— Raw data —
• • •

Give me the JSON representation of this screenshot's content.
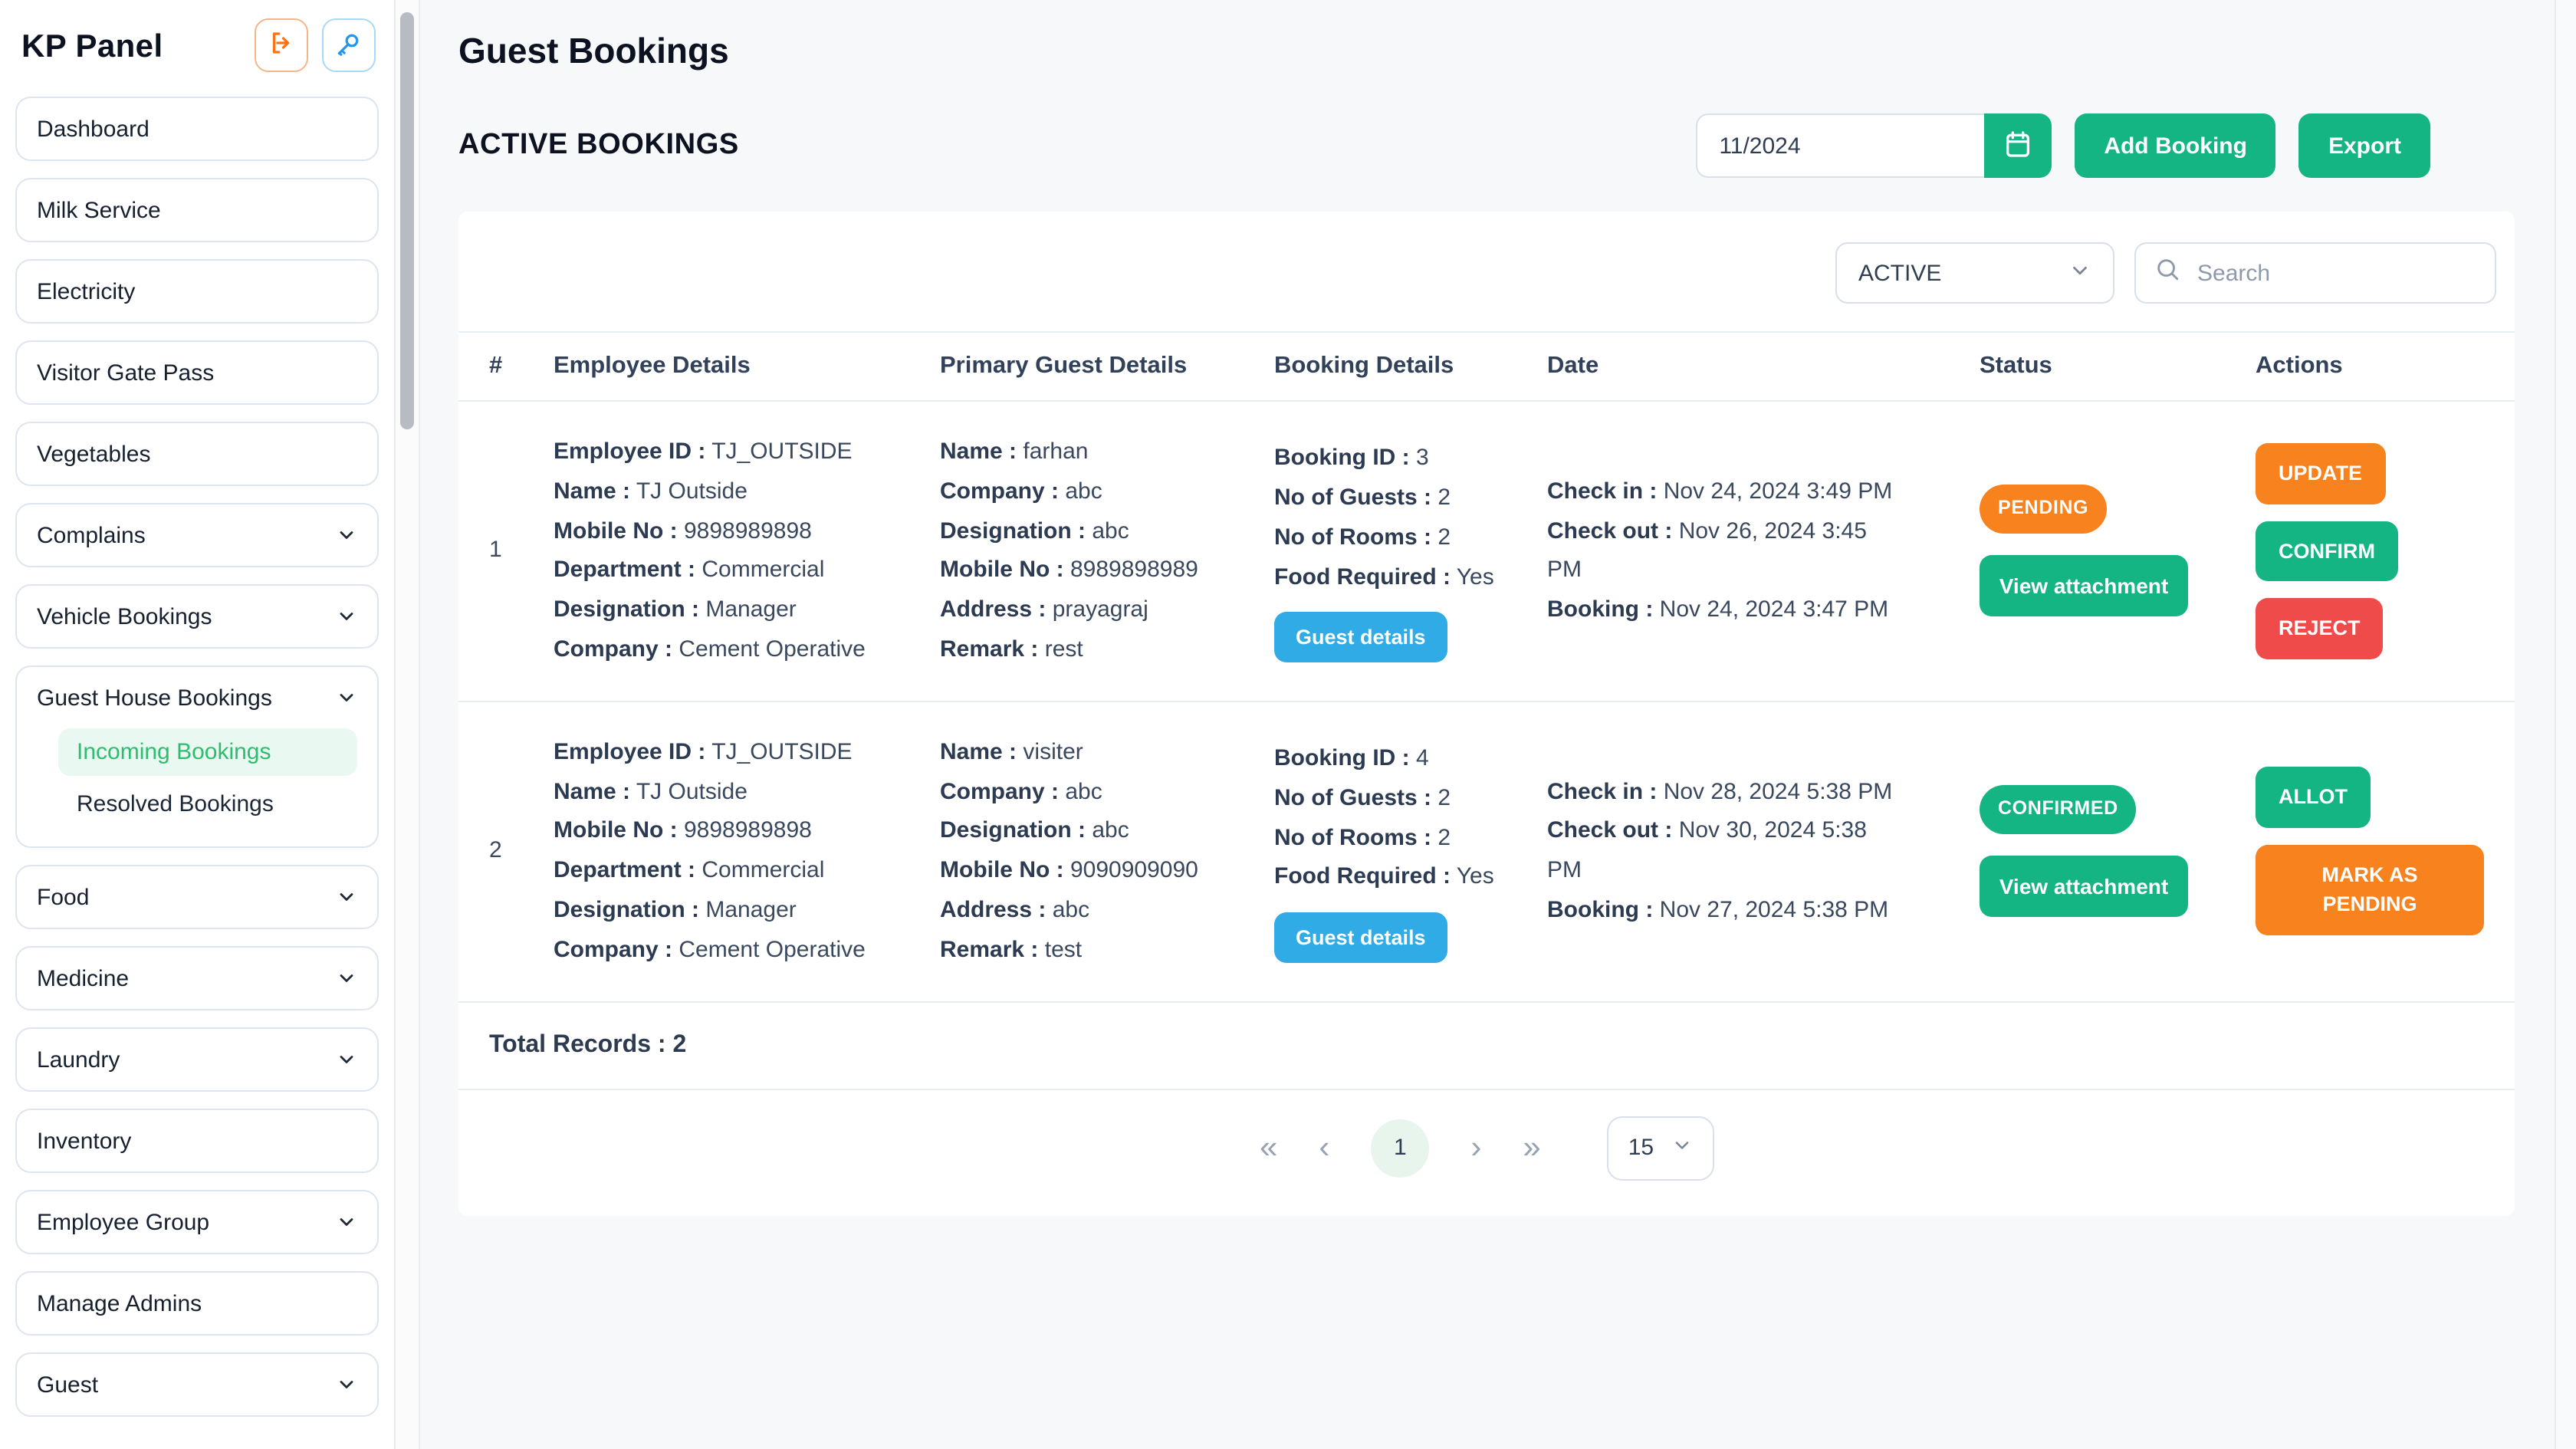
{
  "colors": {
    "green": "#14b483",
    "orange": "#f8821e",
    "red": "#ef4b4b",
    "blue": "#30abe5",
    "active_nav_green": "#2ebd6e",
    "key_icon_blue": "#2196f3",
    "logout_icon_orange": "#f97316"
  },
  "sidebar": {
    "title": "KP Panel",
    "items": [
      {
        "label": "Dashboard"
      },
      {
        "label": "Milk Service"
      },
      {
        "label": "Electricity"
      },
      {
        "label": "Visitor Gate Pass"
      },
      {
        "label": "Vegetables"
      },
      {
        "label": "Complains",
        "chevron": true
      },
      {
        "label": "Vehicle Bookings",
        "chevron": true
      },
      {
        "label": "Guest House Bookings",
        "chevron": true,
        "children": [
          {
            "label": "Incoming Bookings",
            "active": true
          },
          {
            "label": "Resolved Bookings"
          }
        ]
      },
      {
        "label": "Food",
        "chevron": true
      },
      {
        "label": "Medicine",
        "chevron": true
      },
      {
        "label": "Laundry",
        "chevron": true
      },
      {
        "label": "Inventory"
      },
      {
        "label": "Employee Group",
        "chevron": true
      },
      {
        "label": "Manage Admins"
      },
      {
        "label": "Guest",
        "chevron": true
      }
    ]
  },
  "header": {
    "page_title": "Guest Bookings",
    "section_title": "ACTIVE BOOKINGS",
    "month_value": "11/2024",
    "add_booking_label": "Add Booking",
    "export_label": "Export"
  },
  "filters": {
    "status_value": "ACTIVE",
    "search_placeholder": "Search"
  },
  "table": {
    "columns": [
      "#",
      "Employee Details",
      "Primary Guest Details",
      "Booking Details",
      "Date",
      "Status",
      "Actions"
    ],
    "rows": [
      {
        "index": "1",
        "employee": [
          {
            "label": "Employee ID",
            "value": "TJ_OUTSIDE"
          },
          {
            "label": "Name",
            "value": "TJ Outside"
          },
          {
            "label": "Mobile No",
            "value": "9898989898"
          },
          {
            "label": "Department",
            "value": "Commercial"
          },
          {
            "label": "Designation",
            "value": "Manager"
          },
          {
            "label": "Company",
            "value": "Cement Operative"
          }
        ],
        "guest": [
          {
            "label": "Name",
            "value": "farhan"
          },
          {
            "label": "Company",
            "value": "abc"
          },
          {
            "label": "Designation",
            "value": "abc"
          },
          {
            "label": "Mobile No",
            "value": "8989898989"
          },
          {
            "label": "Address",
            "value": "prayagraj"
          },
          {
            "label": "Remark",
            "value": "rest"
          }
        ],
        "booking": [
          {
            "label": "Booking ID",
            "value": "3"
          },
          {
            "label": "No of Guests",
            "value": "2"
          },
          {
            "label": "No of Rooms",
            "value": "2"
          },
          {
            "label": "Food Required",
            "value": "Yes"
          }
        ],
        "guest_details_label": "Guest details",
        "dates": [
          {
            "label": "Check in",
            "value": "Nov 24, 2024 3:49 PM"
          },
          {
            "label": "Check out",
            "value": "Nov 26, 2024 3:45 PM"
          },
          {
            "label": "Booking",
            "value": "Nov 24, 2024 3:47 PM"
          }
        ],
        "status": {
          "badge": "PENDING",
          "color": "orange",
          "attachment_label": "View attachment"
        },
        "actions": [
          {
            "label": "UPDATE",
            "color": "orange"
          },
          {
            "label": "CONFIRM",
            "color": "green"
          },
          {
            "label": "REJECT",
            "color": "red"
          }
        ]
      },
      {
        "index": "2",
        "employee": [
          {
            "label": "Employee ID",
            "value": "TJ_OUTSIDE"
          },
          {
            "label": "Name",
            "value": "TJ Outside"
          },
          {
            "label": "Mobile No",
            "value": "9898989898"
          },
          {
            "label": "Department",
            "value": "Commercial"
          },
          {
            "label": "Designation",
            "value": "Manager"
          },
          {
            "label": "Company",
            "value": "Cement Operative"
          }
        ],
        "guest": [
          {
            "label": "Name",
            "value": "visiter"
          },
          {
            "label": "Company",
            "value": "abc"
          },
          {
            "label": "Designation",
            "value": "abc"
          },
          {
            "label": "Mobile No",
            "value": "9090909090"
          },
          {
            "label": "Address",
            "value": "abc"
          },
          {
            "label": "Remark",
            "value": "test"
          }
        ],
        "booking": [
          {
            "label": "Booking ID",
            "value": "4"
          },
          {
            "label": "No of Guests",
            "value": "2"
          },
          {
            "label": "No of Rooms",
            "value": "2"
          },
          {
            "label": "Food Required",
            "value": "Yes"
          }
        ],
        "guest_details_label": "Guest details",
        "dates": [
          {
            "label": "Check in",
            "value": "Nov 28, 2024 5:38 PM"
          },
          {
            "label": "Check out",
            "value": "Nov 30, 2024 5:38 PM"
          },
          {
            "label": "Booking",
            "value": "Nov 27, 2024 5:38 PM"
          }
        ],
        "status": {
          "badge": "CONFIRMED",
          "color": "green",
          "attachment_label": "View attachment"
        },
        "actions": [
          {
            "label": "ALLOT",
            "color": "green"
          },
          {
            "label": "MARK AS PENDING",
            "color": "orange"
          }
        ]
      }
    ]
  },
  "footer": {
    "total_records": "Total Records : 2",
    "pagination": {
      "first": "«",
      "prev": "‹",
      "current_page": "1",
      "next": "›",
      "last": "»",
      "page_size": "15"
    }
  }
}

• • •

— Task directions —
Restate the records word for word, omitting images.

— Written answer —
Give me the JSON representation of this screenshot's content.
{
  "colors": {
    "green": "#14b483",
    "orange": "#f8821e",
    "red": "#ef4b4b",
    "blue": "#30abe5",
    "active_nav_green": "#2ebd6e",
    "key_icon_blue": "#2196f3",
    "logout_icon_orange": "#f97316"
  },
  "sidebar": {
    "title": "KP Panel",
    "items": [
      {
        "label": "Dashboard"
      },
      {
        "label": "Milk Service"
      },
      {
        "label": "Electricity"
      },
      {
        "label": "Visitor Gate Pass"
      },
      {
        "label": "Vegetables"
      },
      {
        "label": "Complains",
        "chevron": true
      },
      {
        "label": "Vehicle Bookings",
        "chevron": true
      },
      {
        "label": "Guest House Bookings",
        "chevron": true,
        "children": [
          {
            "label": "Incoming Bookings",
            "active": true
          },
          {
            "label": "Resolved Bookings"
          }
        ]
      },
      {
        "label": "Food",
        "chevron": true
      },
      {
        "label": "Medicine",
        "chevron": true
      },
      {
        "label": "Laundry",
        "chevron": true
      },
      {
        "label": "Inventory"
      },
      {
        "label": "Employee Group",
        "chevron": true
      },
      {
        "label": "Manage Admins"
      },
      {
        "label": "Guest",
        "chevron": true
      }
    ]
  },
  "header": {
    "page_title": "Guest Bookings",
    "section_title": "ACTIVE BOOKINGS",
    "month_value": "11/2024",
    "add_booking_label": "Add Booking",
    "export_label": "Export"
  },
  "filters": {
    "status_value": "ACTIVE",
    "search_placeholder": "Search"
  },
  "table": {
    "columns": [
      "#",
      "Employee Details",
      "Primary Guest Details",
      "Booking Details",
      "Date",
      "Status",
      "Actions"
    ],
    "rows": [
      {
        "index": "1",
        "employee": [
          {
            "label": "Employee ID",
            "value": "TJ_OUTSIDE"
          },
          {
            "label": "Name",
            "value": "TJ Outside"
          },
          {
            "label": "Mobile No",
            "value": "9898989898"
          },
          {
            "label": "Department",
            "value": "Commercial"
          },
          {
            "label": "Designation",
            "value": "Manager"
          },
          {
            "label": "Company",
            "value": "Cement Operative"
          }
        ],
        "guest": [
          {
            "label": "Name",
            "value": "farhan"
          },
          {
            "label": "Company",
            "value": "abc"
          },
          {
            "label": "Designation",
            "value": "abc"
          },
          {
            "label": "Mobile No",
            "value": "8989898989"
          },
          {
            "label": "Address",
            "value": "prayagraj"
          },
          {
            "label": "Remark",
            "value": "rest"
          }
        ],
        "booking": [
          {
            "label": "Booking ID",
            "value": "3"
          },
          {
            "label": "No of Guests",
            "value": "2"
          },
          {
            "label": "No of Rooms",
            "value": "2"
          },
          {
            "label": "Food Required",
            "value": "Yes"
          }
        ],
        "guest_details_label": "Guest details",
        "dates": [
          {
            "label": "Check in",
            "value": "Nov 24, 2024 3:49 PM"
          },
          {
            "label": "Check out",
            "value": "Nov 26, 2024 3:45 PM"
          },
          {
            "label": "Booking",
            "value": "Nov 24, 2024 3:47 PM"
          }
        ],
        "status": {
          "badge": "PENDING",
          "color": "orange",
          "attachment_label": "View attachment"
        },
        "actions": [
          {
            "label": "UPDATE",
            "color": "orange"
          },
          {
            "label": "CONFIRM",
            "color": "green"
          },
          {
            "label": "REJECT",
            "color": "red"
          }
        ]
      },
      {
        "index": "2",
        "employee": [
          {
            "label": "Employee ID",
            "value": "TJ_OUTSIDE"
          },
          {
            "label": "Name",
            "value": "TJ Outside"
          },
          {
            "label": "Mobile No",
            "value": "9898989898"
          },
          {
            "label": "Department",
            "value": "Commercial"
          },
          {
            "label": "Designation",
            "value": "Manager"
          },
          {
            "label": "Company",
            "value": "Cement Operative"
          }
        ],
        "guest": [
          {
            "label": "Name",
            "value": "visiter"
          },
          {
            "label": "Company",
            "value": "abc"
          },
          {
            "label": "Designation",
            "value": "abc"
          },
          {
            "label": "Mobile No",
            "value": "9090909090"
          },
          {
            "label": "Address",
            "value": "abc"
          },
          {
            "label": "Remark",
            "value": "test"
          }
        ],
        "booking": [
          {
            "label": "Booking ID",
            "value": "4"
          },
          {
            "label": "No of Guests",
            "value": "2"
          },
          {
            "label": "No of Rooms",
            "value": "2"
          },
          {
            "label": "Food Required",
            "value": "Yes"
          }
        ],
        "guest_details_label": "Guest details",
        "dates": [
          {
            "label": "Check in",
            "value": "Nov 28, 2024 5:38 PM"
          },
          {
            "label": "Check out",
            "value": "Nov 30, 2024 5:38 PM"
          },
          {
            "label": "Booking",
            "value": "Nov 27, 2024 5:38 PM"
          }
        ],
        "status": {
          "badge": "CONFIRMED",
          "color": "green",
          "attachment_label": "View attachment"
        },
        "actions": [
          {
            "label": "ALLOT",
            "color": "green"
          },
          {
            "label": "MARK AS PENDING",
            "color": "orange"
          }
        ]
      }
    ]
  },
  "footer": {
    "total_records": "Total Records : 2",
    "pagination": {
      "first": "«",
      "prev": "‹",
      "current_page": "1",
      "next": "›",
      "last": "»",
      "page_size": "15"
    }
  }
}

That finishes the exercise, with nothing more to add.